-------- Supplied records

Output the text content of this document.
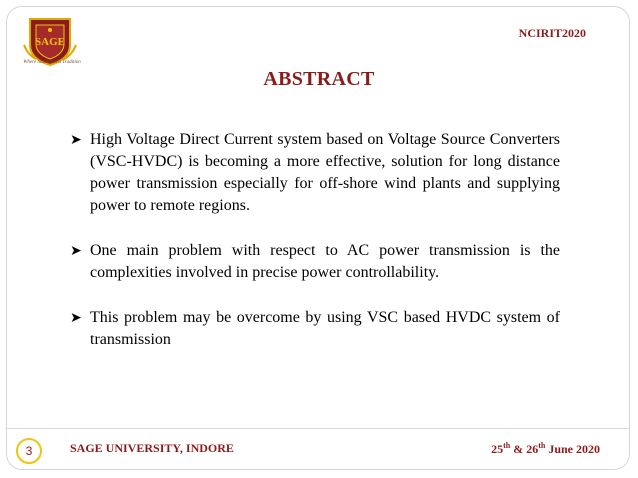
SAGE
Where Science is a Tradition
NCIRIT2020
ABSTRACT
➤ High Voltage Direct Current system based on Voltage Source Converters (VSC-HVDC) is becoming a more effective, solution for long distance power transmission especially for off-shore wind plants and supplying power to remote regions.
➤ One main problem with respect to AC power transmission is the complexities involved in precise power controllability.
➤ This problem may be overcome by using VSC based HVDC system of transmission
3	SAGE UNIVERSITY, INDORE	25th & 26th June 2020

----------------

Description of the task →
Copy out the data above exactly, except the pictures.

Correct answer →
Output the text content of this document.
SAGE
Where Science is a Tradition
NCIRIT2020
ABSTRACT
➤ High Voltage Direct Current system based on Voltage Source Converters (VSC-HVDC) is becoming a more effective, solution for long distance power transmission especially for off-shore wind plants and supplying power to remote regions.
➤ One main problem with respect to AC power transmission is the complexities involved in precise power controllability.
➤ This problem may be overcome by using VSC based HVDC system of transmission
3	SAGE UNIVERSITY, INDORE	25th & 26th June 2020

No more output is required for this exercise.